**Stored data**
·····

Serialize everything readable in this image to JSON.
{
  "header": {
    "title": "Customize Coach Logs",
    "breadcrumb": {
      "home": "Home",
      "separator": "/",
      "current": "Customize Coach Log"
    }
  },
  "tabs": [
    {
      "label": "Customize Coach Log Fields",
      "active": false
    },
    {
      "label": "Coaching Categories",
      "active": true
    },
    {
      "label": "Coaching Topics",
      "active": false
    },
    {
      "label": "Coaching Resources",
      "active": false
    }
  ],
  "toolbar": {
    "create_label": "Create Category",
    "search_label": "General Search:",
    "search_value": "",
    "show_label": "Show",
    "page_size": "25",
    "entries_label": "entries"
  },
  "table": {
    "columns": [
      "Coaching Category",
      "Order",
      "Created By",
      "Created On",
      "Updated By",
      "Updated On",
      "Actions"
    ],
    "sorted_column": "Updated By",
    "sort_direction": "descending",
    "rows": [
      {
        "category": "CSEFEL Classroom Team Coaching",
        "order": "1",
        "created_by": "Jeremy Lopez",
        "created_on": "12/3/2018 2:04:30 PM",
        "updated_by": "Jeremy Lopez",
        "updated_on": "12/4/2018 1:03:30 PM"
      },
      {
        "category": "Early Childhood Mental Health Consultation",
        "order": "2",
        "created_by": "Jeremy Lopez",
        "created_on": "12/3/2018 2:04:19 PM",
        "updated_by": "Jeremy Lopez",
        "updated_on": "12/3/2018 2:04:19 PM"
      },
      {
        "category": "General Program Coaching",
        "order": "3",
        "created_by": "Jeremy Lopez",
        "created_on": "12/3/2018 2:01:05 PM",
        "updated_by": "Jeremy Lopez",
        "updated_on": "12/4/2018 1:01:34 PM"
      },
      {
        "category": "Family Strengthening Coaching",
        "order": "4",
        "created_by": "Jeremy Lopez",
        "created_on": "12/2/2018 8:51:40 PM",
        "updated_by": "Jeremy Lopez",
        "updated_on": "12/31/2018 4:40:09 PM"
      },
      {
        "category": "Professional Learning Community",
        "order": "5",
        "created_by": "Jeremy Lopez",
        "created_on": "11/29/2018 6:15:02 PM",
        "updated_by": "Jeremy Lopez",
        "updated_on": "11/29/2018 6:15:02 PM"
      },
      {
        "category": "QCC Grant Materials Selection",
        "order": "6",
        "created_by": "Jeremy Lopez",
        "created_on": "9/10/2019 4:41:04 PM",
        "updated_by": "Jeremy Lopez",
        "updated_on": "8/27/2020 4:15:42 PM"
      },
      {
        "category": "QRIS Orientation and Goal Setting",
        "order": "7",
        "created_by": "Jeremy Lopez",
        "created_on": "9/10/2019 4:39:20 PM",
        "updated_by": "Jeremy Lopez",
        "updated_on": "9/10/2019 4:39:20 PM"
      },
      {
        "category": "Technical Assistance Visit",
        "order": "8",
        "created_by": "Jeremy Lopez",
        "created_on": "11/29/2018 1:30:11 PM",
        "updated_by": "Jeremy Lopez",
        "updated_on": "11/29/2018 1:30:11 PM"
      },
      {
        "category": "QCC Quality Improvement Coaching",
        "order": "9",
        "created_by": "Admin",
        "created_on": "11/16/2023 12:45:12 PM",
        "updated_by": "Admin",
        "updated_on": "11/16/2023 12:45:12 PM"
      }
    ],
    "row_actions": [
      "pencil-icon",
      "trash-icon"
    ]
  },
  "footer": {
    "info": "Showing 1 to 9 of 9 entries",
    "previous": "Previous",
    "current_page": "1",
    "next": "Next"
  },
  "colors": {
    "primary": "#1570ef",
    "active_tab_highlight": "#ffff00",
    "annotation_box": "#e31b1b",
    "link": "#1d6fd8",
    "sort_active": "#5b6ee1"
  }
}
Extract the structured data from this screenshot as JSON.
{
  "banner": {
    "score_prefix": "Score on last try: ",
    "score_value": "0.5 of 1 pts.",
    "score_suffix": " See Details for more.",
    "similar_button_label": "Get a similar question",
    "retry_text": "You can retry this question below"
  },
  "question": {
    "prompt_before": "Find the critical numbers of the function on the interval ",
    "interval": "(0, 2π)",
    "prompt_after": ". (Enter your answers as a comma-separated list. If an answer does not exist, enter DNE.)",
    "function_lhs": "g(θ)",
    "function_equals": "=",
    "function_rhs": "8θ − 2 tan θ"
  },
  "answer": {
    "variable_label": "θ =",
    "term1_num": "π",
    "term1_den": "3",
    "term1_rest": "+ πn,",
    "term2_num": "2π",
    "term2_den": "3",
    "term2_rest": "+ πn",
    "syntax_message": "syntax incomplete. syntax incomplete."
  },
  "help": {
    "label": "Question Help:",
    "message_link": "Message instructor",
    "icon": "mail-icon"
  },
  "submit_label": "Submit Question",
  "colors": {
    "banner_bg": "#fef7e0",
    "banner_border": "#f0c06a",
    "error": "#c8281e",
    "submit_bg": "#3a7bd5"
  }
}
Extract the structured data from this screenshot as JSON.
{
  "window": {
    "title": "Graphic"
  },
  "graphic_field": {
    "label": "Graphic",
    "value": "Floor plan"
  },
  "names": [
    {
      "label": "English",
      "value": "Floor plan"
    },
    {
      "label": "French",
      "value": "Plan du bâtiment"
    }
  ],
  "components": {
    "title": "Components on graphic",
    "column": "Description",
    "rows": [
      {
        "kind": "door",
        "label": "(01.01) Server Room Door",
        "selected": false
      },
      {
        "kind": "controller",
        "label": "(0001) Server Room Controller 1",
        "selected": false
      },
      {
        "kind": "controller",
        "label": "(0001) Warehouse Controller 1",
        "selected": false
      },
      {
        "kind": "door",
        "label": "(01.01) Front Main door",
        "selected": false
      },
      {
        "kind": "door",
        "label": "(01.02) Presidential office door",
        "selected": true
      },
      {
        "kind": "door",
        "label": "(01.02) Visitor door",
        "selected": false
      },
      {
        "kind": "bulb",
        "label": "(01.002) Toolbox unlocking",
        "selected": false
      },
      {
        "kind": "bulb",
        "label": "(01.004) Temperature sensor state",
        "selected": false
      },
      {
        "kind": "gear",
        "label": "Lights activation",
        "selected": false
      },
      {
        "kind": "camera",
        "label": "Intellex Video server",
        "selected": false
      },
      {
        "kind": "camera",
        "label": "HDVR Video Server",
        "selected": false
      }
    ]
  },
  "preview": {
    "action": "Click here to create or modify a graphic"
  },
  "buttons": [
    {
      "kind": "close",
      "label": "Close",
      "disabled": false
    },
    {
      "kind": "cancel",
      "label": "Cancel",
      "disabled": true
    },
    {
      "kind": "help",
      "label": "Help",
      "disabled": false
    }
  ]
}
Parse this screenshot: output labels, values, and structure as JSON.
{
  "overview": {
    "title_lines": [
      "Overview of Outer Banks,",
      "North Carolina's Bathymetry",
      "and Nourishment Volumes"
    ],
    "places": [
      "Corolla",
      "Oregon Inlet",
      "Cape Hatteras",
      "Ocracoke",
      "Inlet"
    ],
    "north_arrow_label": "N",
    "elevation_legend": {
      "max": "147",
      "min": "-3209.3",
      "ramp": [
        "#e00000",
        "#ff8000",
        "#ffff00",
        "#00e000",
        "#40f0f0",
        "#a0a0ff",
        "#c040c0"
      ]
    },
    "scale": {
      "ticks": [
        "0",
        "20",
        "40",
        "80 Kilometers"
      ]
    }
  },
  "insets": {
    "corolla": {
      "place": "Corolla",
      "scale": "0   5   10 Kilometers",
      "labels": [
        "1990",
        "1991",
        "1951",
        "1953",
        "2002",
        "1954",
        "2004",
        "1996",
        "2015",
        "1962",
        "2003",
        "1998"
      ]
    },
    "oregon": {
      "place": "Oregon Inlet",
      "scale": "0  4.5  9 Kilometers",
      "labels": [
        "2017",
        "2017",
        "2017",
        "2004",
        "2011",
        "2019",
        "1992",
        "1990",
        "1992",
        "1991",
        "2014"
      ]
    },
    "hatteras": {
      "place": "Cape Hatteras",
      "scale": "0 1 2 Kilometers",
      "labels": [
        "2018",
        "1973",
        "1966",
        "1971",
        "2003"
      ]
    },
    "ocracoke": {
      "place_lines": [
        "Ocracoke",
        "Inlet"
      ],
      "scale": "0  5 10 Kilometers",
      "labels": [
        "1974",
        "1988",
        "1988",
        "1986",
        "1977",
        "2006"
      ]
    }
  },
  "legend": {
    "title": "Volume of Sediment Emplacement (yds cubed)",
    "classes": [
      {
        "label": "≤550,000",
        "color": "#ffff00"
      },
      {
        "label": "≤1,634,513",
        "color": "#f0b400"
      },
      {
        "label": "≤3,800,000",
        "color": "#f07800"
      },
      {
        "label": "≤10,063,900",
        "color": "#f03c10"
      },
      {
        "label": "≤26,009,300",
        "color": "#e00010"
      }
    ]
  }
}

·····

Using the records above, pull out each line where the word "icon" occurs.

**Answer to the problem**
      "pencil-icon",
      "trash-icon"
    "icon": "mail-icon"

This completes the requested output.